→ What you will do:
Copy the records below exactly, leaving out every picture.

═══

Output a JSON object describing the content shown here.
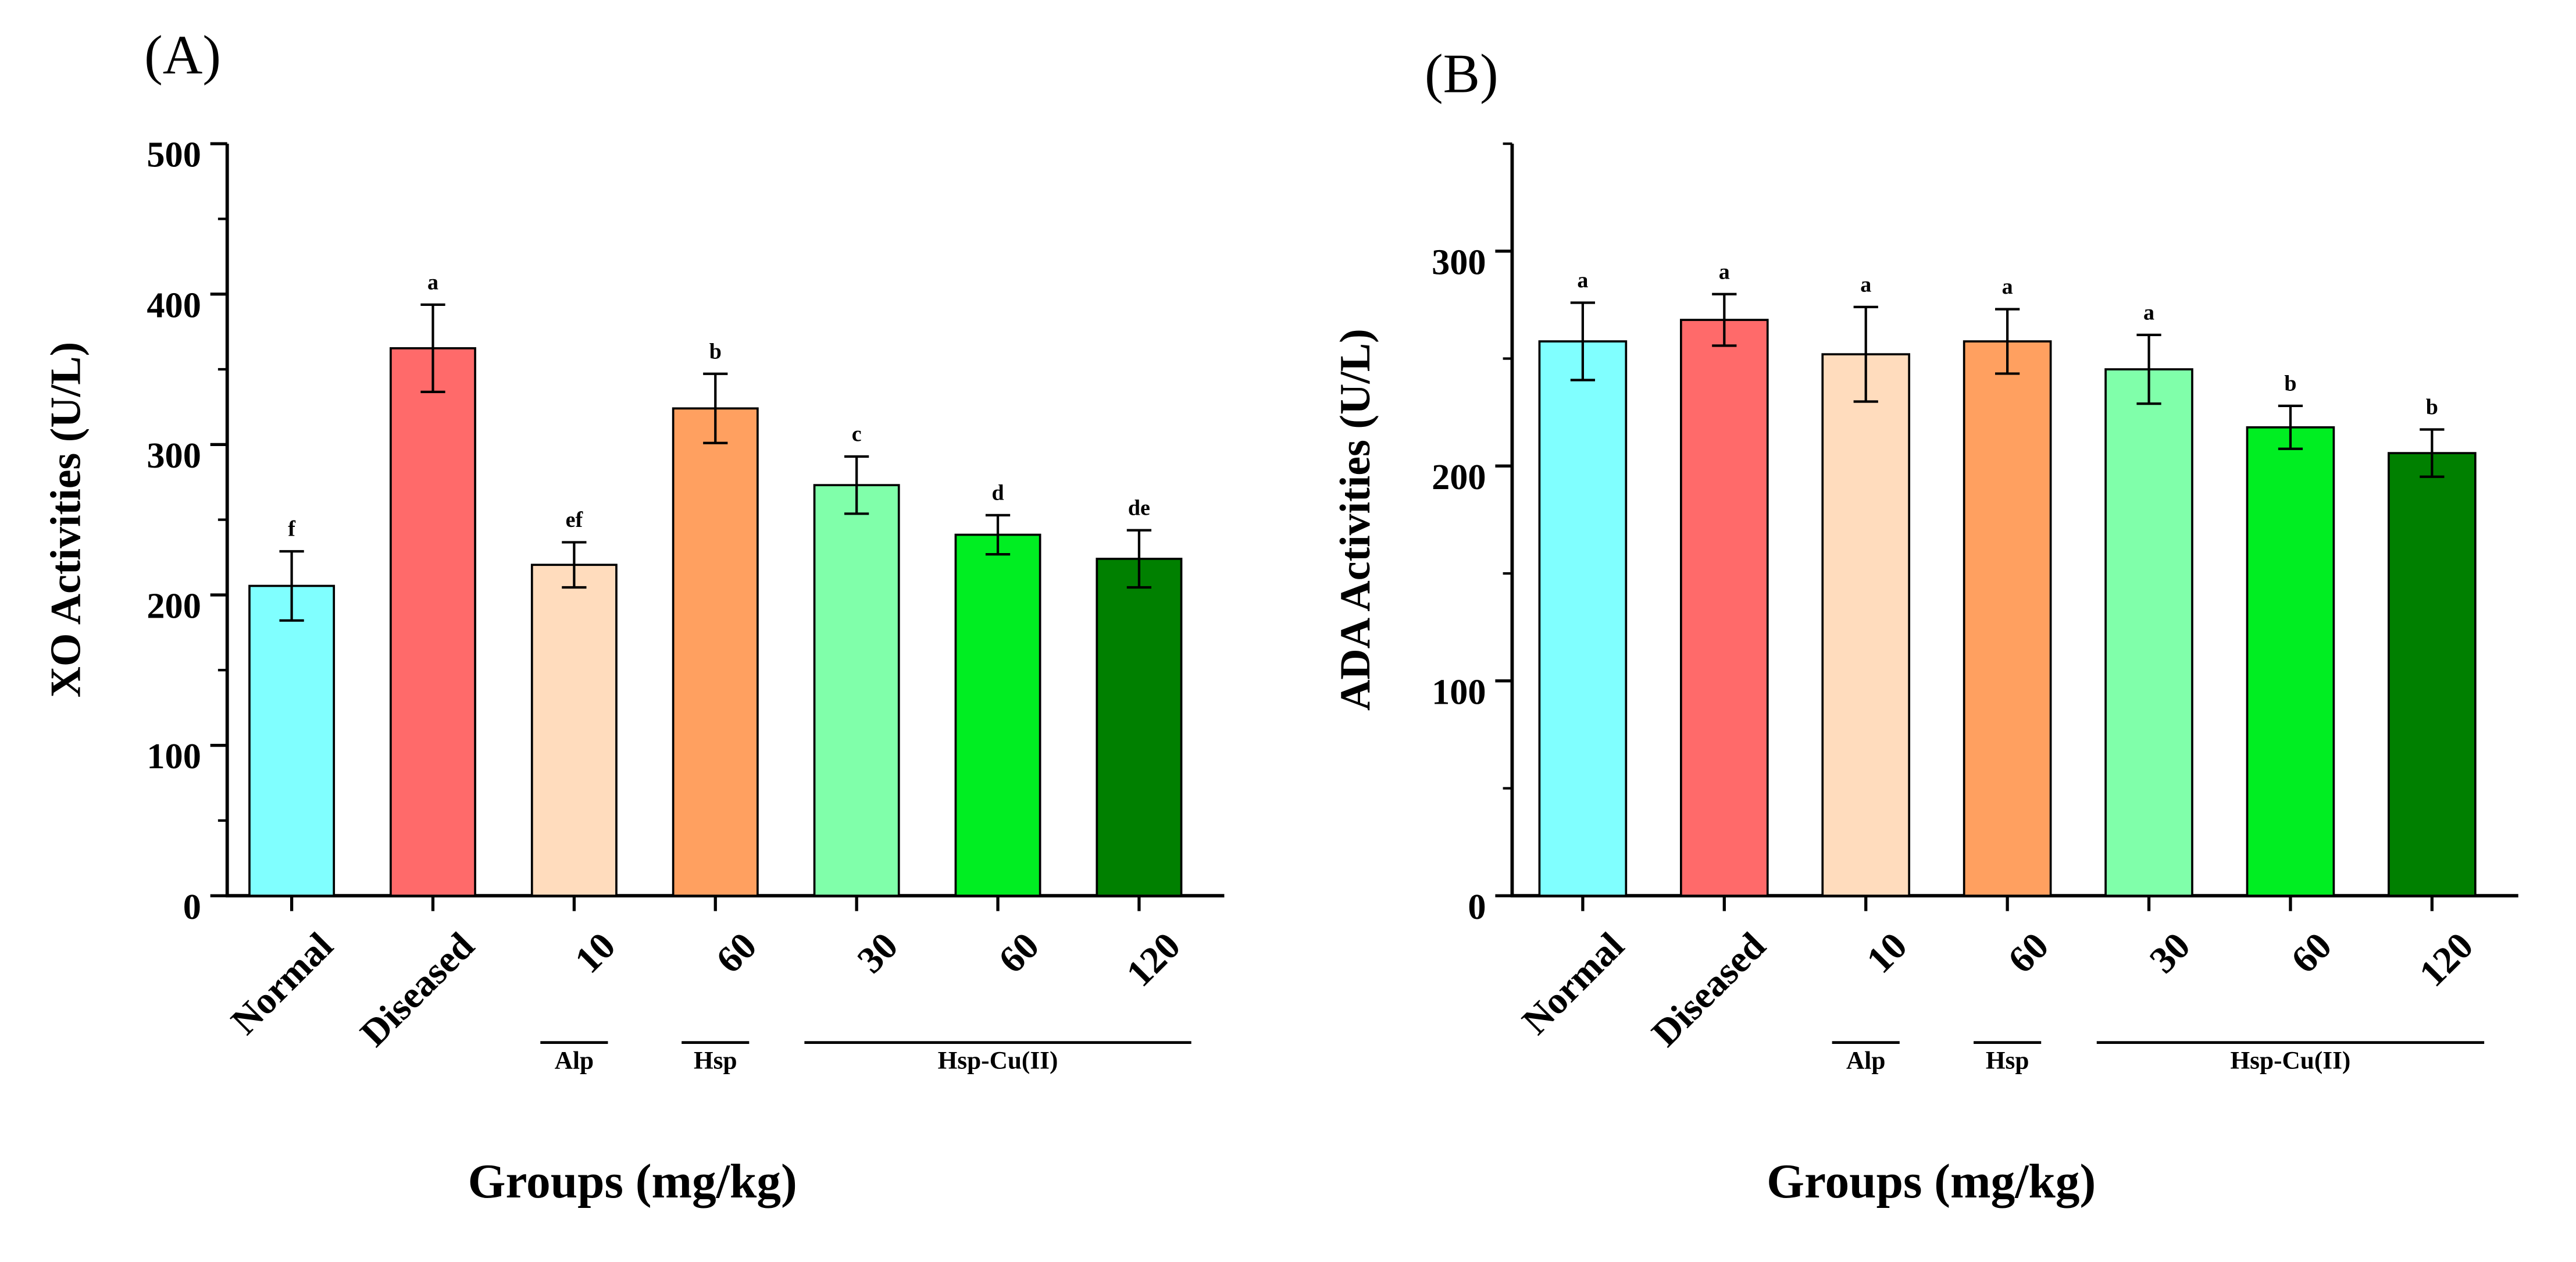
{
  "chart_data": [
    {
      "type": "bar",
      "panel_label": "(A)",
      "title": "",
      "ylabel": "XO Activities (U/L)",
      "xlabel": "Groups (mg/kg)",
      "ylim": [
        0,
        500
      ],
      "yticks": [
        0,
        100,
        200,
        300,
        400,
        500
      ],
      "categories": [
        "Normal",
        "Diseased",
        "10",
        "60",
        "30",
        "60",
        "120"
      ],
      "values": [
        206,
        364,
        220,
        324,
        273,
        240,
        224
      ],
      "errors": [
        23,
        29,
        15,
        23,
        19,
        13,
        19
      ],
      "letters": [
        "f",
        "a",
        "ef",
        "b",
        "c",
        "d",
        "de"
      ],
      "colors": [
        "#80ffff",
        "#ff6a6a",
        "#ffdcbd",
        "#ffa060",
        "#80ffaa",
        "#00ee22",
        "#008000"
      ],
      "groups": [
        {
          "label": "Alp",
          "from": 2,
          "to": 2
        },
        {
          "label": "Hsp",
          "from": 3,
          "to": 3
        },
        {
          "label": "Hsp-Cu(II)",
          "from": 4,
          "to": 6
        }
      ]
    },
    {
      "type": "bar",
      "panel_label": "(B)",
      "title": "",
      "ylabel": "ADA Activities (U/L)",
      "xlabel": "Groups (mg/kg)",
      "ylim": [
        0,
        350
      ],
      "yticks": [
        0,
        100,
        200,
        300
      ],
      "categories": [
        "Normal",
        "Diseased",
        "10",
        "60",
        "30",
        "60",
        "120"
      ],
      "values": [
        258,
        268,
        252,
        258,
        245,
        218,
        206
      ],
      "errors": [
        18,
        12,
        22,
        15,
        16,
        10,
        11
      ],
      "letters": [
        "a",
        "a",
        "a",
        "a",
        "a",
        "b",
        "b"
      ],
      "colors": [
        "#80ffff",
        "#ff6a6a",
        "#ffdcbd",
        "#ffa060",
        "#80ffaa",
        "#00ee22",
        "#008000"
      ],
      "groups": [
        {
          "label": "Alp",
          "from": 2,
          "to": 2
        },
        {
          "label": "Hsp",
          "from": 3,
          "to": 3
        },
        {
          "label": "Hsp-Cu(II)",
          "from": 4,
          "to": 6
        }
      ]
    }
  ]
}
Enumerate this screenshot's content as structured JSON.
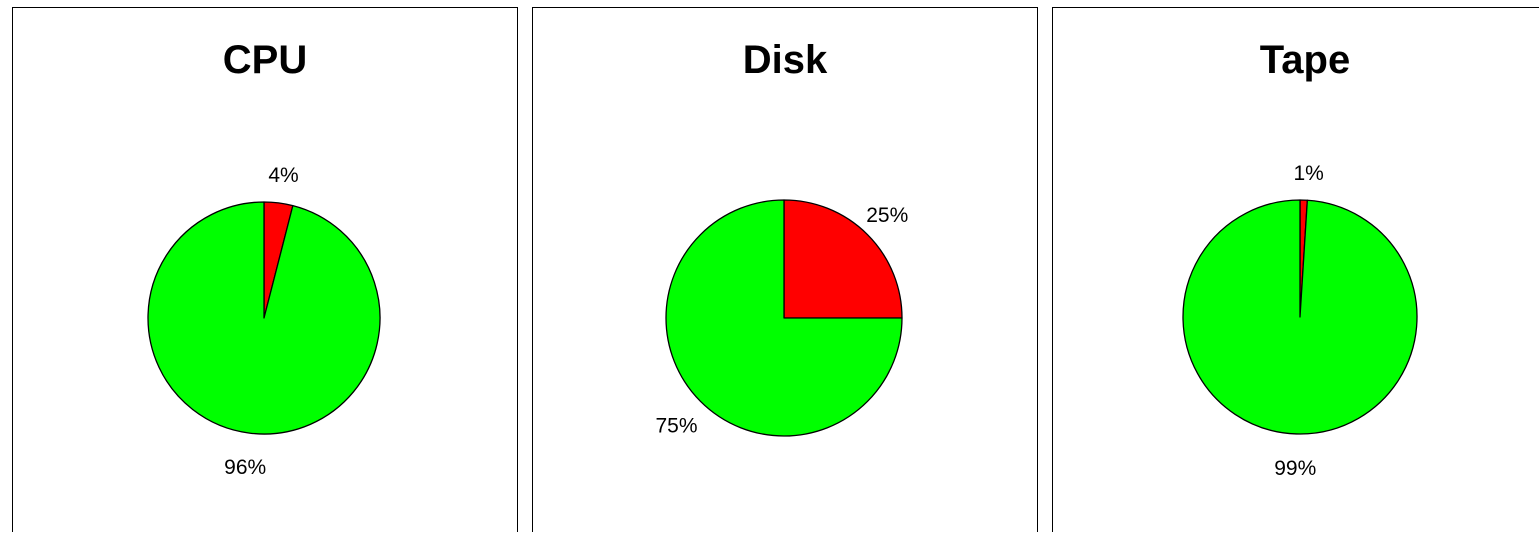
{
  "colors": {
    "slice_small": "#ff0000",
    "slice_large": "#00ff00",
    "outline": "#000000"
  },
  "chart_data": [
    {
      "type": "pie",
      "title": "CPU",
      "slices": [
        {
          "value": 4,
          "label": "4%",
          "color": "#ff0000"
        },
        {
          "value": 96,
          "label": "96%",
          "color": "#00ff00"
        }
      ]
    },
    {
      "type": "pie",
      "title": "Disk",
      "slices": [
        {
          "value": 25,
          "label": "25%",
          "color": "#ff0000"
        },
        {
          "value": 75,
          "label": "75%",
          "color": "#00ff00"
        }
      ]
    },
    {
      "type": "pie",
      "title": "Tape",
      "slices": [
        {
          "value": 1,
          "label": "1%",
          "color": "#ff0000"
        },
        {
          "value": 99,
          "label": "99%",
          "color": "#00ff00"
        }
      ]
    }
  ]
}
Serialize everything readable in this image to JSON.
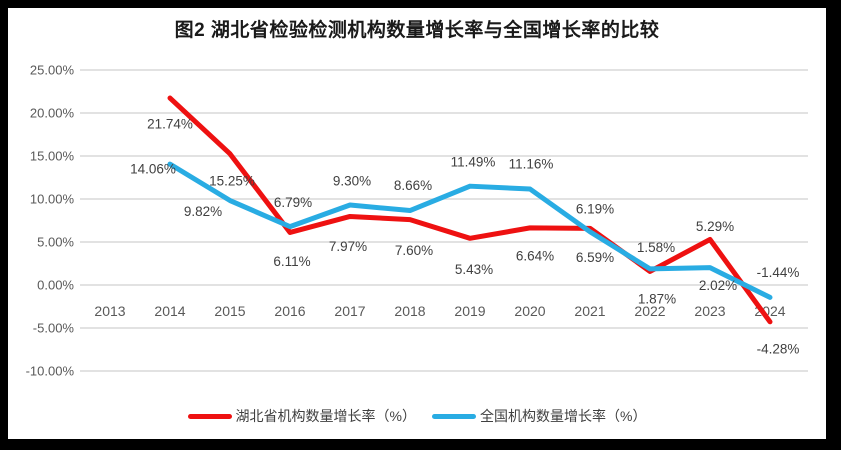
{
  "title": "图2 湖北省检验检测机构数量增长率与全国增长率的比较",
  "chart_data": {
    "type": "line",
    "title": "图2 湖北省检验检测机构数量增长率与全国增长率的比较",
    "categories": [
      2013,
      2014,
      2015,
      2016,
      2017,
      2018,
      2019,
      2020,
      2021,
      2022,
      2023,
      2024
    ],
    "xlabel": "",
    "ylabel": "",
    "ylim": [
      -10,
      25
    ],
    "grid": true,
    "legend_position": "bottom",
    "y_ticks": [
      "25.00%",
      "20.00%",
      "15.00%",
      "10.00%",
      "5.00%",
      "0.00%",
      "-5.00%",
      "-10.00%"
    ],
    "y_tick_values": [
      25,
      20,
      15,
      10,
      5,
      0,
      -5,
      -10
    ],
    "series": [
      {
        "name": "湖北省机构数量增长率（%）",
        "color": "#ee1111",
        "x": [
          2014,
          2015,
          2016,
          2017,
          2018,
          2019,
          2020,
          2021,
          2022,
          2023,
          2024
        ],
        "values": [
          21.74,
          15.25,
          6.11,
          7.97,
          7.6,
          5.43,
          6.64,
          6.59,
          1.58,
          5.29,
          -4.28
        ],
        "labels": [
          "21.74%",
          "15.25%",
          "6.11%",
          "7.97%",
          "7.60%",
          "5.43%",
          "6.64%",
          "6.59%",
          "1.58%",
          "5.29%",
          "-4.28%"
        ],
        "label_offsets": [
          [
            0,
            26
          ],
          [
            2,
            27
          ],
          [
            2,
            29
          ],
          [
            -2,
            30
          ],
          [
            4,
            31
          ],
          [
            4,
            31
          ],
          [
            5,
            28
          ],
          [
            5,
            29
          ],
          [
            6,
            -24
          ],
          [
            5,
            -13
          ],
          [
            8,
            27
          ]
        ]
      },
      {
        "name": "全国机构数量增长率（%）",
        "color": "#29ace3",
        "x": [
          2014,
          2015,
          2016,
          2017,
          2018,
          2019,
          2020,
          2021,
          2022,
          2023,
          2024
        ],
        "values": [
          14.06,
          9.82,
          6.79,
          9.3,
          8.66,
          11.49,
          11.16,
          6.19,
          1.87,
          2.02,
          -1.44
        ],
        "labels": [
          "14.06%",
          "9.82%",
          "6.79%",
          "9.30%",
          "8.66%",
          "11.49%",
          "11.16%",
          "6.19%",
          "1.87%",
          "2.02%",
          "-1.44%"
        ],
        "label_offsets": [
          [
            -17,
            5
          ],
          [
            -27,
            11
          ],
          [
            3,
            -24
          ],
          [
            2,
            -24
          ],
          [
            3,
            -25
          ],
          [
            3,
            -24
          ],
          [
            1,
            -25
          ],
          [
            5,
            -23
          ],
          [
            7,
            30
          ],
          [
            8,
            18
          ],
          [
            8,
            -25
          ]
        ]
      }
    ],
    "colors": {
      "gridline": "#d9d9d9",
      "axis_text": "#595959",
      "data_label_text": "#404040"
    }
  }
}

═══

→ Solution to this problem:
Output a JSON object describing the content shown here.
{
  "chart_data": [
    {
      "type": "bar",
      "panel_label": "(A)",
      "title": "",
      "ylabel": "XO Activities (U/L)",
      "xlabel": "Groups (mg/kg)",
      "ylim": [
        0,
        500
      ],
      "yticks": [
        0,
        100,
        200,
        300,
        400,
        500
      ],
      "categories": [
        "Normal",
        "Diseased",
        "10",
        "60",
        "30",
        "60",
        "120"
      ],
      "values": [
        206,
        364,
        220,
        324,
        273,
        240,
        224
      ],
      "errors": [
        23,
        29,
        15,
        23,
        19,
        13,
        19
      ],
      "letters": [
        "f",
        "a",
        "ef",
        "b",
        "c",
        "d",
        "de"
      ],
      "colors": [
        "#80ffff",
        "#ff6a6a",
        "#ffdcbd",
        "#ffa060",
        "#80ffaa",
        "#00ee22",
        "#008000"
      ],
      "groups": [
        {
          "label": "Alp",
          "from": 2,
          "to": 2
        },
        {
          "label": "Hsp",
          "from": 3,
          "to": 3
        },
        {
          "label": "Hsp-Cu(II)",
          "from": 4,
          "to": 6
        }
      ]
    },
    {
      "type": "bar",
      "panel_label": "(B)",
      "title": "",
      "ylabel": "ADA Activities (U/L)",
      "xlabel": "Groups (mg/kg)",
      "ylim": [
        0,
        350
      ],
      "yticks": [
        0,
        100,
        200,
        300
      ],
      "categories": [
        "Normal",
        "Diseased",
        "10",
        "60",
        "30",
        "60",
        "120"
      ],
      "values": [
        258,
        268,
        252,
        258,
        245,
        218,
        206
      ],
      "errors": [
        18,
        12,
        22,
        15,
        16,
        10,
        11
      ],
      "letters": [
        "a",
        "a",
        "a",
        "a",
        "a",
        "b",
        "b"
      ],
      "colors": [
        "#80ffff",
        "#ff6a6a",
        "#ffdcbd",
        "#ffa060",
        "#80ffaa",
        "#00ee22",
        "#008000"
      ],
      "groups": [
        {
          "label": "Alp",
          "from": 2,
          "to": 2
        },
        {
          "label": "Hsp",
          "from": 3,
          "to": 3
        },
        {
          "label": "Hsp-Cu(II)",
          "from": 4,
          "to": 6
        }
      ]
    }
  ]
}
Enumerate this screenshot's content as structured JSON.
{
  "colors": {
    "slice_small": "#ff0000",
    "slice_large": "#00ff00",
    "outline": "#000000"
  },
  "chart_data": [
    {
      "type": "pie",
      "title": "CPU",
      "slices": [
        {
          "value": 4,
          "label": "4%",
          "color": "#ff0000"
        },
        {
          "value": 96,
          "label": "96%",
          "color": "#00ff00"
        }
      ]
    },
    {
      "type": "pie",
      "title": "Disk",
      "slices": [
        {
          "value": 25,
          "label": "25%",
          "color": "#ff0000"
        },
        {
          "value": 75,
          "label": "75%",
          "color": "#00ff00"
        }
      ]
    },
    {
      "type": "pie",
      "title": "Tape",
      "slices": [
        {
          "value": 1,
          "label": "1%",
          "color": "#ff0000"
        },
        {
          "value": 99,
          "label": "99%",
          "color": "#00ff00"
        }
      ]
    }
  ]
}
Serialize everything readable in this image to JSON.
{
  "title": "图2 湖北省检验检测机构数量增长率与全国增长率的比较",
  "chart_data": {
    "type": "line",
    "title": "图2 湖北省检验检测机构数量增长率与全国增长率的比较",
    "categories": [
      2013,
      2014,
      2015,
      2016,
      2017,
      2018,
      2019,
      2020,
      2021,
      2022,
      2023,
      2024
    ],
    "xlabel": "",
    "ylabel": "",
    "ylim": [
      -10,
      25
    ],
    "grid": true,
    "legend_position": "bottom",
    "y_ticks": [
      "25.00%",
      "20.00%",
      "15.00%",
      "10.00%",
      "5.00%",
      "0.00%",
      "-5.00%",
      "-10.00%"
    ],
    "y_tick_values": [
      25,
      20,
      15,
      10,
      5,
      0,
      -5,
      -10
    ],
    "series": [
      {
        "name": "湖北省机构数量增长率（%）",
        "color": "#ee1111",
        "x": [
          2014,
          2015,
          2016,
          2017,
          2018,
          2019,
          2020,
          2021,
          2022,
          2023,
          2024
        ],
        "values": [
          21.74,
          15.25,
          6.11,
          7.97,
          7.6,
          5.43,
          6.64,
          6.59,
          1.58,
          5.29,
          -4.28
        ],
        "labels": [
          "21.74%",
          "15.25%",
          "6.11%",
          "7.97%",
          "7.60%",
          "5.43%",
          "6.64%",
          "6.59%",
          "1.58%",
          "5.29%",
          "-4.28%"
        ],
        "label_offsets": [
          [
            0,
            26
          ],
          [
            2,
            27
          ],
          [
            2,
            29
          ],
          [
            -2,
            30
          ],
          [
            4,
            31
          ],
          [
            4,
            31
          ],
          [
            5,
            28
          ],
          [
            5,
            29
          ],
          [
            6,
            -24
          ],
          [
            5,
            -13
          ],
          [
            8,
            27
          ]
        ]
      },
      {
        "name": "全国机构数量增长率（%）",
        "color": "#29ace3",
        "x": [
          2014,
          2015,
          2016,
          2017,
          2018,
          2019,
          2020,
          2021,
          2022,
          2023,
          2024
        ],
        "values": [
          14.06,
          9.82,
          6.79,
          9.3,
          8.66,
          11.49,
          11.16,
          6.19,
          1.87,
          2.02,
          -1.44
        ],
        "labels": [
          "14.06%",
          "9.82%",
          "6.79%",
          "9.30%",
          "8.66%",
          "11.49%",
          "11.16%",
          "6.19%",
          "1.87%",
          "2.02%",
          "-1.44%"
        ],
        "label_offsets": [
          [
            -17,
            5
          ],
          [
            -27,
            11
          ],
          [
            3,
            -24
          ],
          [
            2,
            -24
          ],
          [
            3,
            -25
          ],
          [
            3,
            -24
          ],
          [
            1,
            -25
          ],
          [
            5,
            -23
          ],
          [
            7,
            30
          ],
          [
            8,
            18
          ],
          [
            8,
            -25
          ]
        ]
      }
    ],
    "colors": {
      "gridline": "#d9d9d9",
      "axis_text": "#595959",
      "data_label_text": "#404040"
    }
  }
}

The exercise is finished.